SHORT TASK: Locate the lines where "page" occurs and copy them as they stand.

DATASET RECORDS:
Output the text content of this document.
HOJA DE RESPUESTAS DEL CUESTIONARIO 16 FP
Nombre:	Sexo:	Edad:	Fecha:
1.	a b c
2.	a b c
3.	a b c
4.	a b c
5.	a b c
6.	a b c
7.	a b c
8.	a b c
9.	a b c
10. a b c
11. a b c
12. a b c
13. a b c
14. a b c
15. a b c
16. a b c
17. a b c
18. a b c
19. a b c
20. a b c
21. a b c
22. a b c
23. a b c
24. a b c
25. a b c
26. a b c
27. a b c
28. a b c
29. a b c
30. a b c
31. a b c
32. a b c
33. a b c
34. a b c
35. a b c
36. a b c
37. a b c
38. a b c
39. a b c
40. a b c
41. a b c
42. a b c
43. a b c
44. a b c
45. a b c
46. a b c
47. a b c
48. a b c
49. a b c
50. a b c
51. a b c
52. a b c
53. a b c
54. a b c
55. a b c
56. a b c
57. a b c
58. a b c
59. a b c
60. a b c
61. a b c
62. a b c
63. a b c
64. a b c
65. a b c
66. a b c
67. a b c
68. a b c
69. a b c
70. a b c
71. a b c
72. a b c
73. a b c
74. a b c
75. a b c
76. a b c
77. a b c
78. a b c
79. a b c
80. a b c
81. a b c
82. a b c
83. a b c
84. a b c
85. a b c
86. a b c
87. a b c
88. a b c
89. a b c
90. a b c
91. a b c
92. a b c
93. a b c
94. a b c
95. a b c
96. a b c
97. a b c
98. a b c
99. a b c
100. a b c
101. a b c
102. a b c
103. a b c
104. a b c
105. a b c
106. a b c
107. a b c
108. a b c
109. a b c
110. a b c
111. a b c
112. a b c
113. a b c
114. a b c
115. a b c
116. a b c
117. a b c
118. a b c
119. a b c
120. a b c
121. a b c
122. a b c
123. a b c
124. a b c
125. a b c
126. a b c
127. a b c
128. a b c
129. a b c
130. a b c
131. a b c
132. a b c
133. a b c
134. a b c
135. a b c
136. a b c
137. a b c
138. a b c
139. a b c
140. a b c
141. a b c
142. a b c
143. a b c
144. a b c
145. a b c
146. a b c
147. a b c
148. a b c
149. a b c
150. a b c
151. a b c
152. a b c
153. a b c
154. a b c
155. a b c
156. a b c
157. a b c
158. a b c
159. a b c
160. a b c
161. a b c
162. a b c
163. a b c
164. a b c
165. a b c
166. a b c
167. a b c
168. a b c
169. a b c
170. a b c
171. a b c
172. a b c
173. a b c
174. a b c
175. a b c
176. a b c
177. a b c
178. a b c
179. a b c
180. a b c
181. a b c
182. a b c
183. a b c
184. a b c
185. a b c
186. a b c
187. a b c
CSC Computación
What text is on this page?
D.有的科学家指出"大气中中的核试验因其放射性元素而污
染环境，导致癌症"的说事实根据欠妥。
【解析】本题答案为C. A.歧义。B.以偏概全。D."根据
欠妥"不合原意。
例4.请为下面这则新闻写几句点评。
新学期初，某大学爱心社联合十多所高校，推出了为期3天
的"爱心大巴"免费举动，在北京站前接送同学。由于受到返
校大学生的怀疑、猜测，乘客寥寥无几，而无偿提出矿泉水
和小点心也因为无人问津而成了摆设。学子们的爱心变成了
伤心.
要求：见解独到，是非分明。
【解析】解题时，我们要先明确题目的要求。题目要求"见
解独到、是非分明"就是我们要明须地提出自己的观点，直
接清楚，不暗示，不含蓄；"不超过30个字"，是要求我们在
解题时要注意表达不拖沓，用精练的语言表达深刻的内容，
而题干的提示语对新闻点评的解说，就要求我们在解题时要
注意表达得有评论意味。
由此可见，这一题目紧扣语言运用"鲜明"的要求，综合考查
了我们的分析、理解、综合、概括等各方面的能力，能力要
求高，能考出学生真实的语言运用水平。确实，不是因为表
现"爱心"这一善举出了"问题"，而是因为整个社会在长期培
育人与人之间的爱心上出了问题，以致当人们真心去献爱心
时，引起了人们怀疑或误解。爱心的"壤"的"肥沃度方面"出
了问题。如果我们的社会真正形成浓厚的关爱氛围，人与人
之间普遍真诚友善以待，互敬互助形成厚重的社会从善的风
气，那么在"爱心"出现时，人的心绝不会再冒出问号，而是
---
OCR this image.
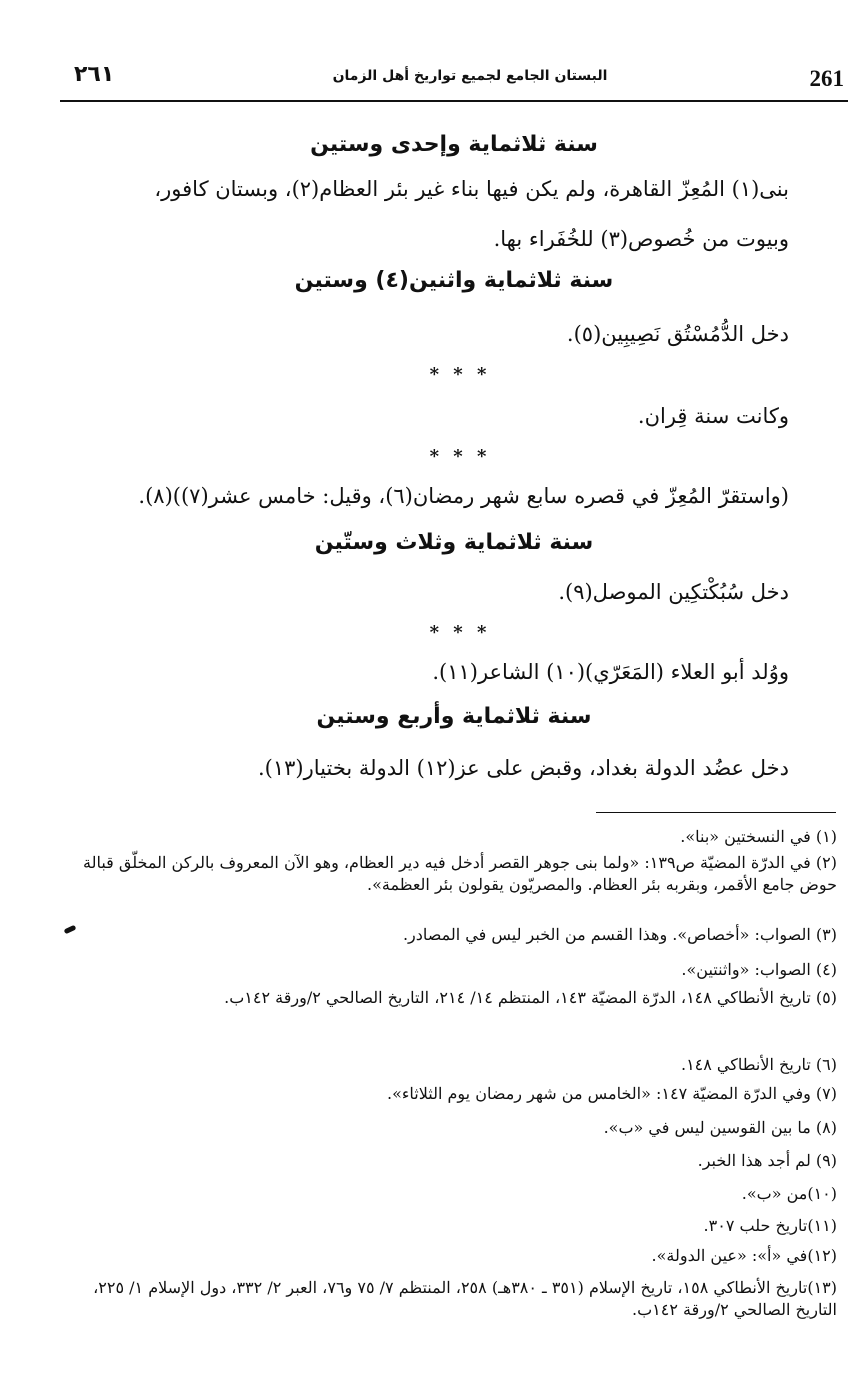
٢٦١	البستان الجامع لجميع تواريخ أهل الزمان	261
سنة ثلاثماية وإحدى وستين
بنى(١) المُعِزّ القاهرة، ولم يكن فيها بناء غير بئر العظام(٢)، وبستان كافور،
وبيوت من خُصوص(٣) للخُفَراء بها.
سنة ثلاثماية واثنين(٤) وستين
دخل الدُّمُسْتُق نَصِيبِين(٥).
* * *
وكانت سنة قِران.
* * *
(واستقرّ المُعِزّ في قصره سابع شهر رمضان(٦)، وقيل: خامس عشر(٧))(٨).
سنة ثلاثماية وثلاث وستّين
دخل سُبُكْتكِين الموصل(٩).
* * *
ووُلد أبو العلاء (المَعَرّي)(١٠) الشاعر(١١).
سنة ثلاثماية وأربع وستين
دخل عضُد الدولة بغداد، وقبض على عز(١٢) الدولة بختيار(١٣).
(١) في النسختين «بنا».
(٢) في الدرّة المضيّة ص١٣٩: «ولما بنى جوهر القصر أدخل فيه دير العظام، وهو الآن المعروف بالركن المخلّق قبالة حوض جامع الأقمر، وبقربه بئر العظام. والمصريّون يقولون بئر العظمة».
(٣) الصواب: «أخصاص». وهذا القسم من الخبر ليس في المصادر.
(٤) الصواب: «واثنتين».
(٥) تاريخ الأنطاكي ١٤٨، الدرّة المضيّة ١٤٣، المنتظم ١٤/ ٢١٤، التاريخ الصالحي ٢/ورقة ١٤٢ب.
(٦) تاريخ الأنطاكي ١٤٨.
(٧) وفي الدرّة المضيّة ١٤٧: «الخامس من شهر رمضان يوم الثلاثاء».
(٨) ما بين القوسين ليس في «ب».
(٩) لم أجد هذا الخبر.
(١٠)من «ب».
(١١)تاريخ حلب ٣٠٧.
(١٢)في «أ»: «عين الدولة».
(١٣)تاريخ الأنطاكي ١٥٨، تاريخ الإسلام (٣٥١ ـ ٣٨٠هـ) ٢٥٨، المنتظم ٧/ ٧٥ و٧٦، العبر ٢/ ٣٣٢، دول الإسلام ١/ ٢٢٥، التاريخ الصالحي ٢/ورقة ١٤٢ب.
...
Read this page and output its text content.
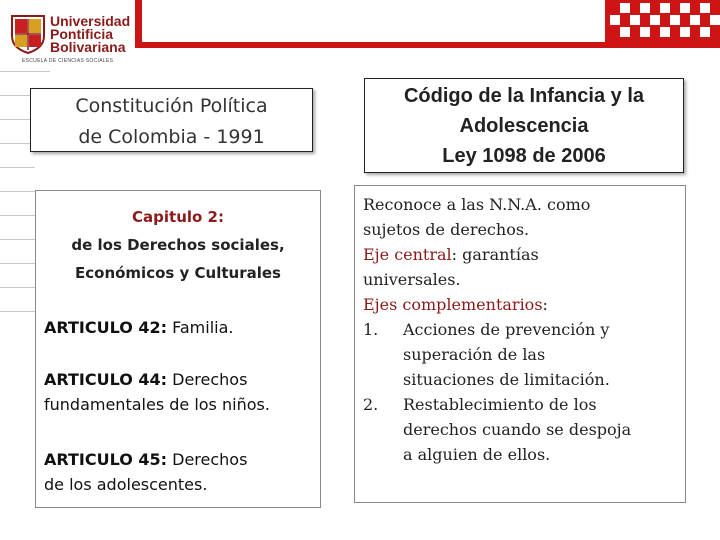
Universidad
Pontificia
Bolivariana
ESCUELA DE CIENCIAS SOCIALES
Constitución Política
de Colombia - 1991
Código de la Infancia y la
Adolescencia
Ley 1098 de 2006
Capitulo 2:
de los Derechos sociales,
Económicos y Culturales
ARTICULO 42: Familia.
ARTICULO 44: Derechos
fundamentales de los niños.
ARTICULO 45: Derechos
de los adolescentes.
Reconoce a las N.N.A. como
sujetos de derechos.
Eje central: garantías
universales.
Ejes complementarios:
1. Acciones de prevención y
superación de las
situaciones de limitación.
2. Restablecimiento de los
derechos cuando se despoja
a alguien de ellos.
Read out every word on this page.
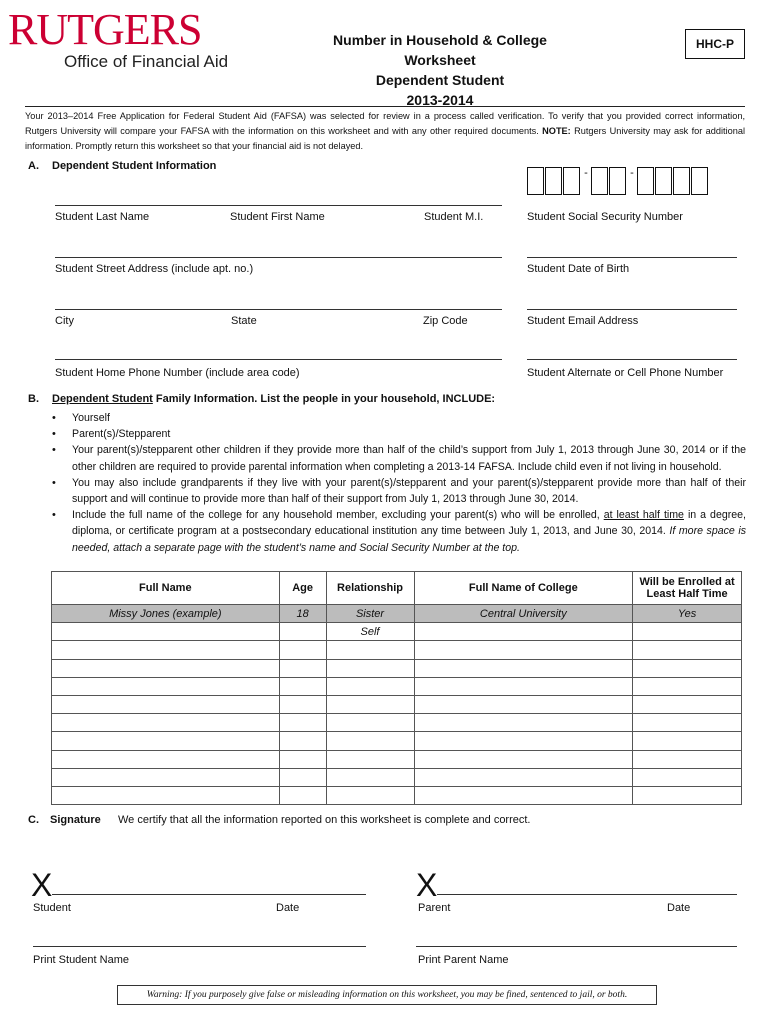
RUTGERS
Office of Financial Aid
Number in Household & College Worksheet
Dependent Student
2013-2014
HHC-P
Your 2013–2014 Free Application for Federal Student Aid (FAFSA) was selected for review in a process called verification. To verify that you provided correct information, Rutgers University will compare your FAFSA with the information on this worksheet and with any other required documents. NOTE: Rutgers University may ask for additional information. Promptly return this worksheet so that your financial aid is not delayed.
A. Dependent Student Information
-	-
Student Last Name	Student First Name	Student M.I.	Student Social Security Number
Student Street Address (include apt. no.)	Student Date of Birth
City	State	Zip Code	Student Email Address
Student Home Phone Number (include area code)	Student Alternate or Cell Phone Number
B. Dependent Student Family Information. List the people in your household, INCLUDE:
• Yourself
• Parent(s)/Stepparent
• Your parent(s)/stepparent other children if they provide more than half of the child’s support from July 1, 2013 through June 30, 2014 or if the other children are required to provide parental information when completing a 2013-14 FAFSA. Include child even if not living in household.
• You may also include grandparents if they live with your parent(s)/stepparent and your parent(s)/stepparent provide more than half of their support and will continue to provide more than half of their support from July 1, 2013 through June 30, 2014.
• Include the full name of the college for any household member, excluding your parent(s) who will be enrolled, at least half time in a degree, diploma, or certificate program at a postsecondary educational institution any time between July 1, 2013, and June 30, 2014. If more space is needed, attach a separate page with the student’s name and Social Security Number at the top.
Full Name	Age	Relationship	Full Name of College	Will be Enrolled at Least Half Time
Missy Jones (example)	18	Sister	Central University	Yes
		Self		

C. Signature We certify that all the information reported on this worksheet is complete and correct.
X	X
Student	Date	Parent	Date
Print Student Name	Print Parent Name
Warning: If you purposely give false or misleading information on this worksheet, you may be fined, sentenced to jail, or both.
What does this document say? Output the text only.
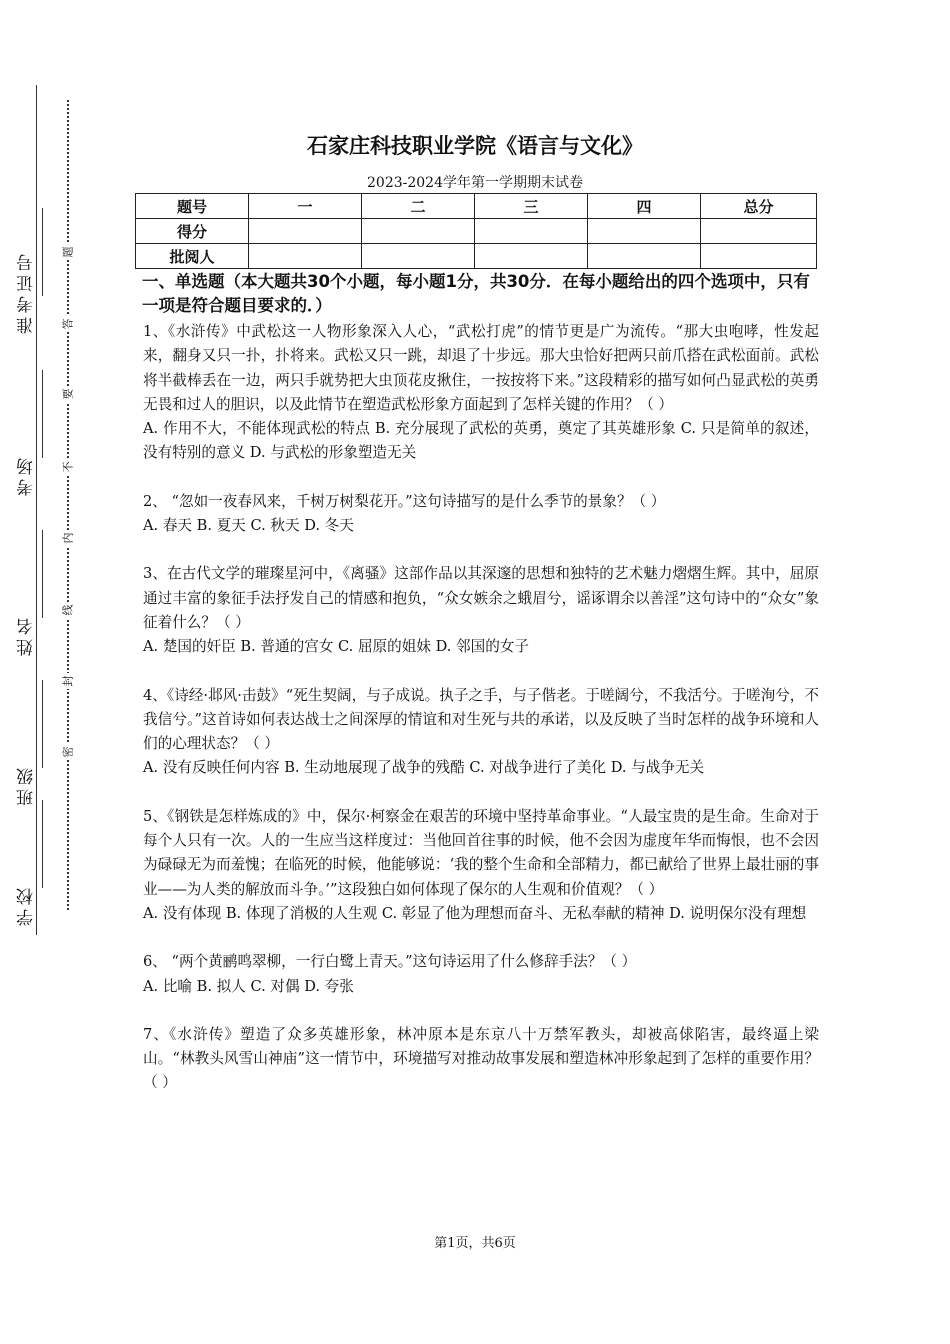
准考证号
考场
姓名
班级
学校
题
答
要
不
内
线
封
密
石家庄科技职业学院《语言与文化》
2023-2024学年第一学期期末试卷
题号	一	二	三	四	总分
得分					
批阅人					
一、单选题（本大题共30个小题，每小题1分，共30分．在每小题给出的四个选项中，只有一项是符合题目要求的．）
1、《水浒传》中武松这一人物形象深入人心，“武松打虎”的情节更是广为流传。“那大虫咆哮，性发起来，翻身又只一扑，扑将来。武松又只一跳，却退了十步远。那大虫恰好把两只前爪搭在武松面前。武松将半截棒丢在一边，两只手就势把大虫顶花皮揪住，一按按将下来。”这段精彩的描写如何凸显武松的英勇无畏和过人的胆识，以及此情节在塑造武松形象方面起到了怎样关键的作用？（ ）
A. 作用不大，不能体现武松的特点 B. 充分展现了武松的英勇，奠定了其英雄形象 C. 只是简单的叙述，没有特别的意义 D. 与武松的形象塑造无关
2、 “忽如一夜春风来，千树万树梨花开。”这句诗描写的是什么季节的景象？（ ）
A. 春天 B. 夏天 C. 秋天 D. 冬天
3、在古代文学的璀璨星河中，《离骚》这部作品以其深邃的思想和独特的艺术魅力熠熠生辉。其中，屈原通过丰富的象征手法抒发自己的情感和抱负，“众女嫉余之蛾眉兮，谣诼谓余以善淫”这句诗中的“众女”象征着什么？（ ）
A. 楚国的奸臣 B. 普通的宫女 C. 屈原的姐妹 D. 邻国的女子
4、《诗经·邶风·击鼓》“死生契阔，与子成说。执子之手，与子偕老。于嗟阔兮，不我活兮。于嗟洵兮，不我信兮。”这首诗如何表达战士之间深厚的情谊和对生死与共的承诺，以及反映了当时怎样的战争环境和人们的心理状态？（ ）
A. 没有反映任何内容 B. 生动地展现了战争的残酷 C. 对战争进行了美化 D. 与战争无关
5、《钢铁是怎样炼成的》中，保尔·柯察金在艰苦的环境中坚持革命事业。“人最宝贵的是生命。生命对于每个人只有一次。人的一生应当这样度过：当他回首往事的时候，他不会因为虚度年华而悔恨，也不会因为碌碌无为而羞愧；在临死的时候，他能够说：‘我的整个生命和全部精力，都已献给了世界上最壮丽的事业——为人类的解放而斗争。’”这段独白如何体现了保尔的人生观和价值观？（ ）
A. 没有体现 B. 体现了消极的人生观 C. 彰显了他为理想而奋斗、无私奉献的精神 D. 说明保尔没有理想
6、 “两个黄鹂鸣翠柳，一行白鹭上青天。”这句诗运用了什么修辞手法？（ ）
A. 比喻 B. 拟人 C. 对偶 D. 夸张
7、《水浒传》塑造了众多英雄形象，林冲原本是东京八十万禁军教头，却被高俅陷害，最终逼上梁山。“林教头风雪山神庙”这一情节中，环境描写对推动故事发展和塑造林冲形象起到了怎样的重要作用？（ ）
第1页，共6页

RIGHT ANSWER:
What text is on this page?
Read this page and output its text content.
Read out every word on this page.
• Include the full name of the college for any household member, excluding your parent(s) who will be enrolled, at least half time in a degree, diploma, or certificate program at a postsecondary educational institution any time between July 1, 2013, and June 30, 2014. If more space is needed, attach a separate page with the student’s name and Social Security Number at the top.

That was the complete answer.